### Data extracted from a collection:
┄┄┄┄┄┄┄┄┄┄┄┄┄┄┄┄┄┄┄┄
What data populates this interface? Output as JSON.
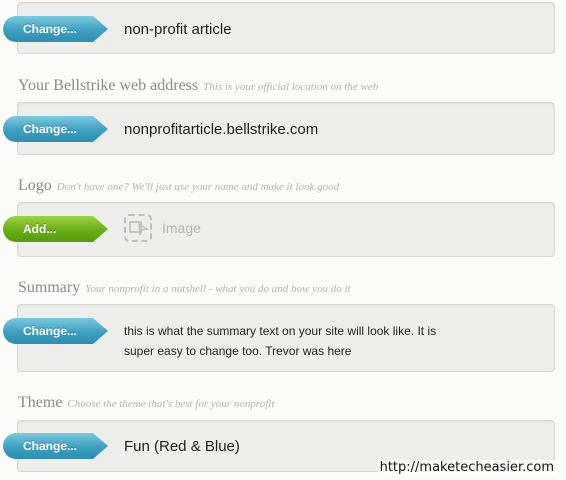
{
  "name_field": {
    "button": "Change...",
    "value": "non-profit article"
  },
  "web_address": {
    "title": "Your Bellstrike web address",
    "hint": "This is your official location on the web",
    "button": "Change...",
    "value": "nonprofitarticle.bellstrike.com"
  },
  "logo": {
    "title": "Logo",
    "hint": "Don't have one? We'll just use your name and make it look good",
    "button": "Add...",
    "placeholder_icon": "image-icon",
    "placeholder_label": "Image"
  },
  "summary": {
    "title": "Summary",
    "hint": "Your nonprofit in a nutshell - what you do and how you do it",
    "button": "Change...",
    "value": "this is what the summary text on your site will look like. It is super easy to change too. Trevor was here"
  },
  "theme": {
    "title": "Theme",
    "hint": "Choose the theme that's best for your nonprofit",
    "button": "Change...",
    "value": "Fun (Red & Blue)"
  },
  "watermark": "http://maketecheasier.com",
  "colors": {
    "blue_button": "#3f9fbf",
    "green_button": "#68ad17",
    "field_background": "#edeeec",
    "label_gray": "#8a8a8a"
  }
}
┄┄┄┄┄┄┄┄┄┄┄┄┄┄┄┄┄┄┄┄
### Task to complete:
Copy out the whole listing exactly, and don't carry over any pictures.

### Result for this exercise:
What data populates this interface? Output as JSON.
{
  "name_field": {
    "button": "Change...",
    "value": "non-profit article"
  },
  "web_address": {
    "title": "Your Bellstrike web address",
    "hint": "This is your official location on the web",
    "button": "Change...",
    "value": "nonprofitarticle.bellstrike.com"
  },
  "logo": {
    "title": "Logo",
    "hint": "Don't have one? We'll just use your name and make it look good",
    "button": "Add...",
    "placeholder_icon": "image-icon",
    "placeholder_label": "Image"
  },
  "summary": {
    "title": "Summary",
    "hint": "Your nonprofit in a nutshell - what you do and how you do it",
    "button": "Change...",
    "value": "this is what the summary text on your site will look like. It is super easy to change too. Trevor was here"
  },
  "theme": {
    "title": "Theme",
    "hint": "Choose the theme that's best for your nonprofit",
    "button": "Change...",
    "value": "Fun (Red & Blue)"
  },
  "watermark": "http://maketecheasier.com",
  "colors": {
    "blue_button": "#3f9fbf",
    "green_button": "#68ad17",
    "field_background": "#edeeec",
    "label_gray": "#8a8a8a"
  }
}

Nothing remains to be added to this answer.